It's really not a shear pin either. That pin is made out of very hard steel. It might just be defective. As I said earlier I normally start out wide open and I haven't had any issues. While I do agree that the transmission arrangement could be better designed, and it would be really nice if Honda would at the very least start selling that pin separate I don't believe it's nearly as weak as some people are saying it is.


----------



## [email protected] (Nov 21, 2011)

dhazelton said:


> But if you are using that machine commercially Honda may have reason to void the warranty, so I would be careful how you approach them.


All Honda 2-stage snowblowers sold in the USA have a 3-year warranty, and it applies to both commercial and homeowner alike. 

Honda can't "void" a warranty; it's a legal document. That said, if you bring your Honda snowblower in for repairs, and the engine does not have any oil, or shows clear signs of abuse or neglect, Honda will probably declines to provide free repairs. The warranty only covers defects, not damage due to misuse, improper service, etc.


----------



## [email protected] (Nov 21, 2011)

groomerz said:


> I think that is why the service dept recommends setting the tires realy low and soft so they can absorb the high torque.


Low-pressure tires on wheel-drive models are necessary for optimum traction/grip on slippery surfaces. Over-inflated tires have reduced contact patch area, and simply won't grip as good.

Tire PSI is really not related to the torque output of the transmission.


----------



## 94EG8 (Feb 13, 2014)

Robert, any chance you can find out why the drive pin (pictured below) is not available separately. Or possibly put a bug in someone's ear to see if it can be made available separately. It really sucks to replace a $135 axle over a $2 pin.


----------



## groomerz (Feb 7, 2015)

I did not want to suggest that torque and tire pressure are related. Just that lower tire pressure as suggested by our honda dealer after repairs would decrease the torque shock load to the drive pin by cushioning the torque. Then I looked into the hydro diagrams and there is a check valve to release pressure in the hydro transmission. I also learned that the same hydro transmission and drive axle with pin are used in smaller 624wa as well as the larger 928wa. This should not be a problem since the relief valve should control the load/torque on the drivetrain. Either the pin is too week or the pressure relief spring to strong. honda engineering is strong so maybe quality control let a weak drive pin or a stronger pressure relief spring on my machine. someone suggested sheer pins on the wheel/axle connection that could make this easier than tearing into a gearcase and replacing an axle. On the web there appears to be some failures of this pin. by perctage of failures I am sure it is negliable but still gave me a bad taste in my mouth of a brand I have trusted. This drive train appears to be used on various machines for many years so from a mfg supply/parts perspective the cheapest mod is a $2.00 lighter relief spring


----------



## pjw73nh (Jan 29, 2015)

Mine is a 1999 HS928 Wheeled model. I bought new in 2000. It has seen typical New England snow use since. Maybe 6-8 blowable storms per year. this year has been the worst for us. I love this machine. 

I am concerned about this transmission "pin". Up to this point, I had no idea how the drive engagement mechanism worked. I DO know that on my previous 1975 MTD it was a rubber disk and driven wheel set up. I never gave this a second thought.

◆ GIVEN PROBLEM 1: In the snowblower forum thread, rewrite the passage between "It's really not" and "saying it is.", inclusive, changing "Honda" to "the manufacturer".
◆ GIVEN PROBLEM 2:
Answer these questions from the snowblower forum thread:
(a) How long is the warranty on Honda 2-stage snowblowers sold in the USA?
(b) What price does 94EG8 give for the axle that has to be replaced?
(c) What year and model is pjw73nh's snowblower?
◆ GIVEN PROBLEM 3: Translate this sentence from the snowblower forum thread into Spanish: "Tire PSI is really not related to the torque output of the transmission."

◆ PROVIDED RECORDS:
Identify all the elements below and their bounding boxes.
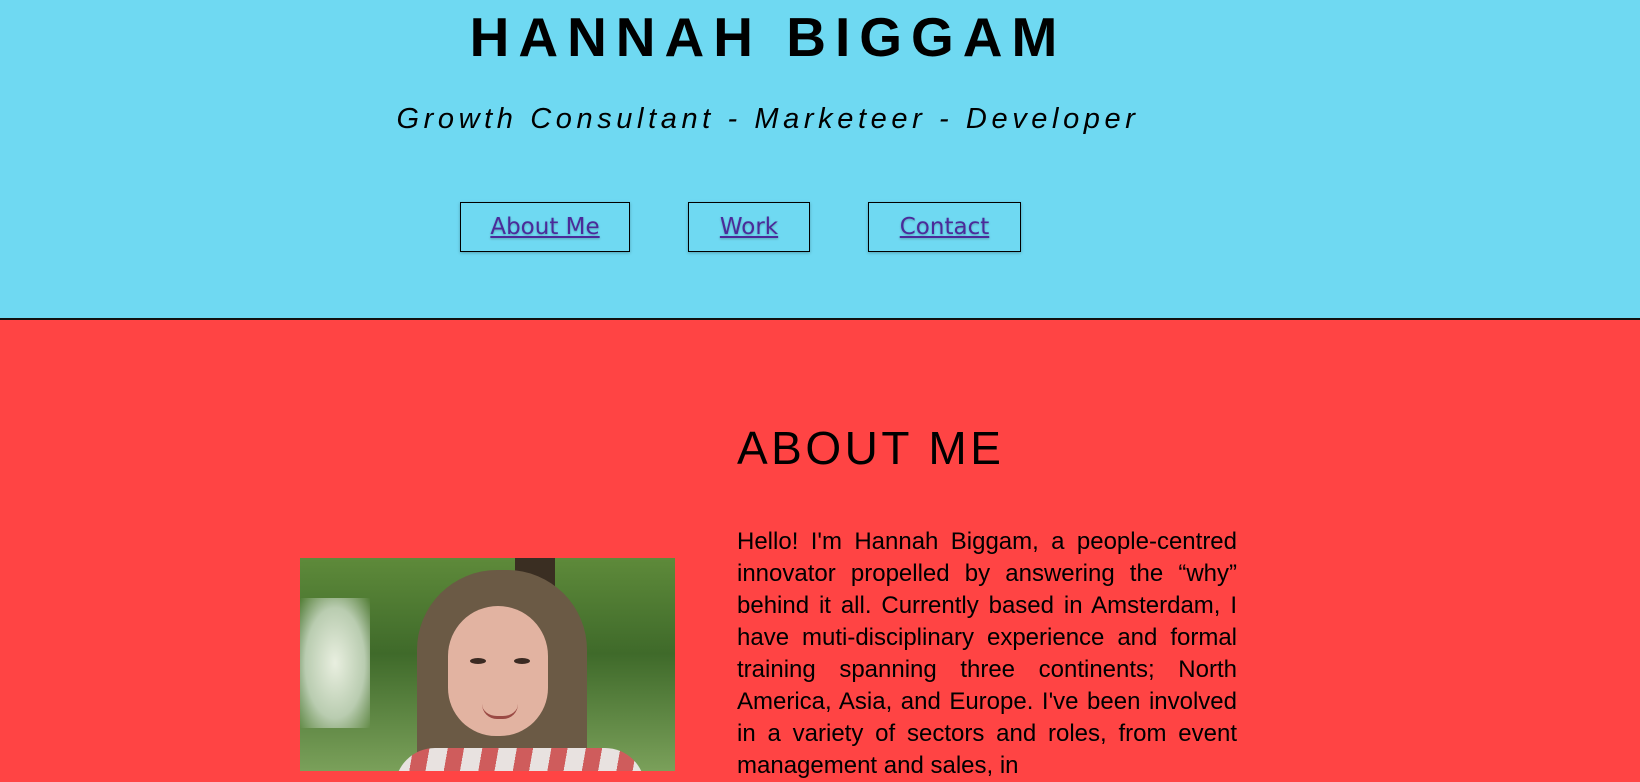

--

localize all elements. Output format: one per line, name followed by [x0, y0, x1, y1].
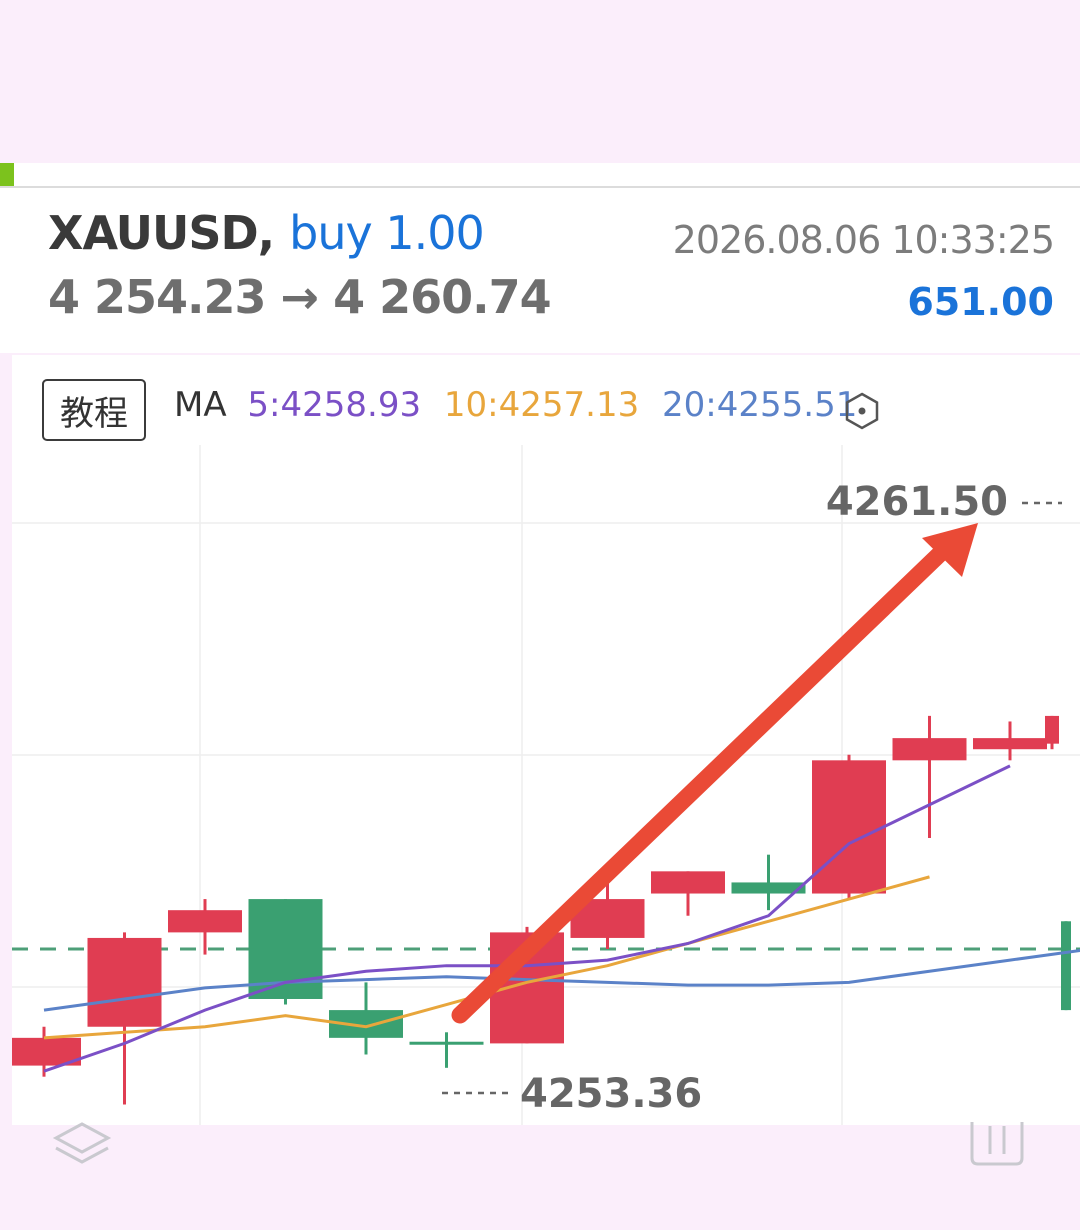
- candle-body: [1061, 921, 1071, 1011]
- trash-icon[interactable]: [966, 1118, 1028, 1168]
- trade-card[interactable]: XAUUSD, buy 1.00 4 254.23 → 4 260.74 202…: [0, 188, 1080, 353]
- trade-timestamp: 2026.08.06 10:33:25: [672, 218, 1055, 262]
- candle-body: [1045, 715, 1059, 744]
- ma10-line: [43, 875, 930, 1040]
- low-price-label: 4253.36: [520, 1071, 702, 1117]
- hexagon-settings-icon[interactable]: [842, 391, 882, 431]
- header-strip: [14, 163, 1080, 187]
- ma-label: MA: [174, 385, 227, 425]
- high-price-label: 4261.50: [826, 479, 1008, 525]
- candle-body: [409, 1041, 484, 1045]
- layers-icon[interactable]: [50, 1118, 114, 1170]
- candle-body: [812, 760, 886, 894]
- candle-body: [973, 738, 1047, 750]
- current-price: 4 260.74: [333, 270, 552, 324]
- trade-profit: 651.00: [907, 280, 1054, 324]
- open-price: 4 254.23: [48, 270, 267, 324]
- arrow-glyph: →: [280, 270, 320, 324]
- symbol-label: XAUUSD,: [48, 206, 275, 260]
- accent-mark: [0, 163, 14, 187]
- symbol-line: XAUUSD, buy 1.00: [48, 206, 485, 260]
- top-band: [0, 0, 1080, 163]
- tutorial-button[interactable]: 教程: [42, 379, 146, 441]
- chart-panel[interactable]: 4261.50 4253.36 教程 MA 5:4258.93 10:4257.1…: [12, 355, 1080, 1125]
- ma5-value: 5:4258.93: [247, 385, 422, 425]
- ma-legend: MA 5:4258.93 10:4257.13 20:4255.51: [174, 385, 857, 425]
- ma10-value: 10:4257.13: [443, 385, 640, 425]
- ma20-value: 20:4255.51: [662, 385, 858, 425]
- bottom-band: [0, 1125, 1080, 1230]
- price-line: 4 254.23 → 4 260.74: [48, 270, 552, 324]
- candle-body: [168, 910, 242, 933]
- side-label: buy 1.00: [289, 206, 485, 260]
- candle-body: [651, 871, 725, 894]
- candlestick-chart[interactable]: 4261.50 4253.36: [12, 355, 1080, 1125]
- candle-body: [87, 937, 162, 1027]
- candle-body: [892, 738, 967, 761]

==

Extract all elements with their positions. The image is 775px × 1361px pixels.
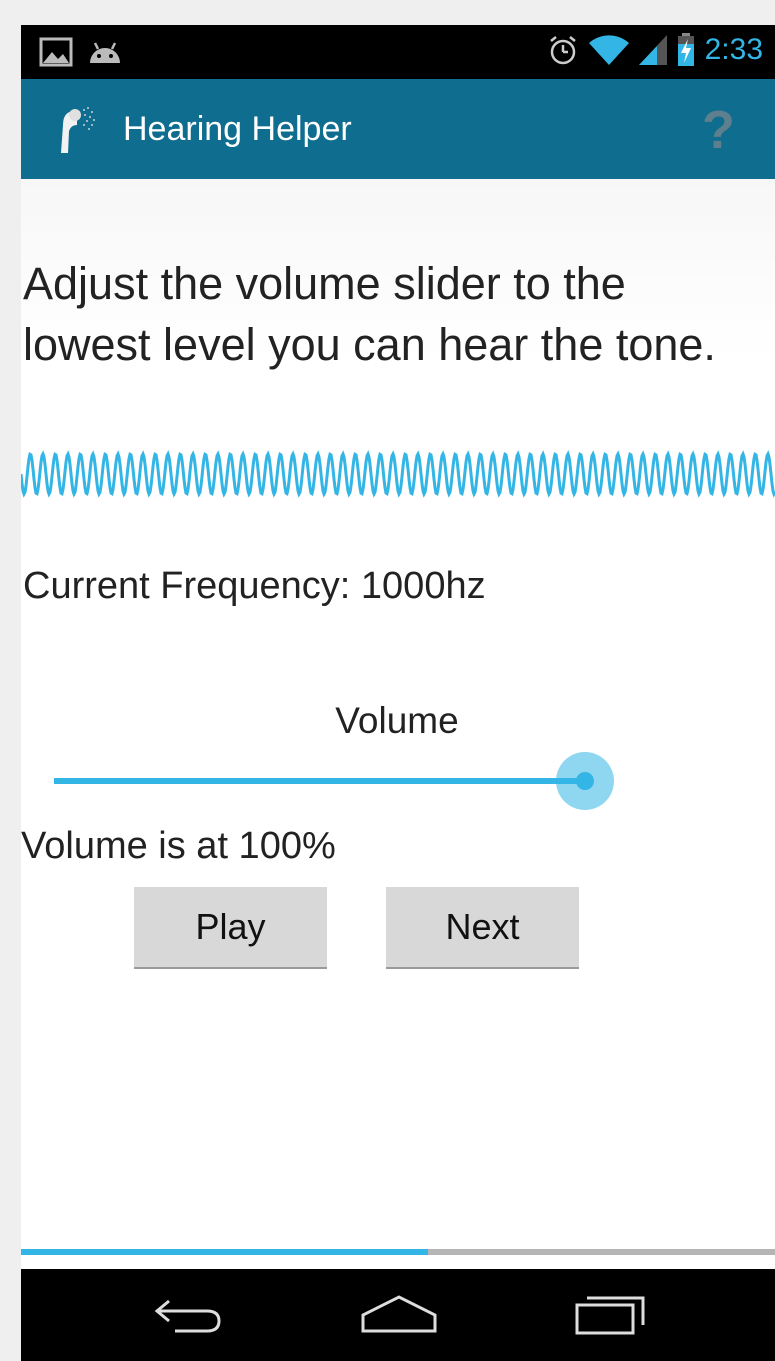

◆ OUTPUT 1:
It's really not a shear pin either. That pin is made out of very hard steel. It might just be defective. As I said earlier I normally start out wide open and I haven't had any issues. While I do agree that the transmission arrangement could be better designed, and it would be really nice if the manufacturer would at the very least start selling that pin separate I don't believe it's nearly as weak as some people are saying it is.

◆ OUTPUT 2:
(a) 3 years.
(b) $135.
(c) A 1999 HS928 wheeled model.

◆ OUTPUT 3: La presión (PSI) de los neumáticos realmente no está relacionada con el par de salida de la transmisión.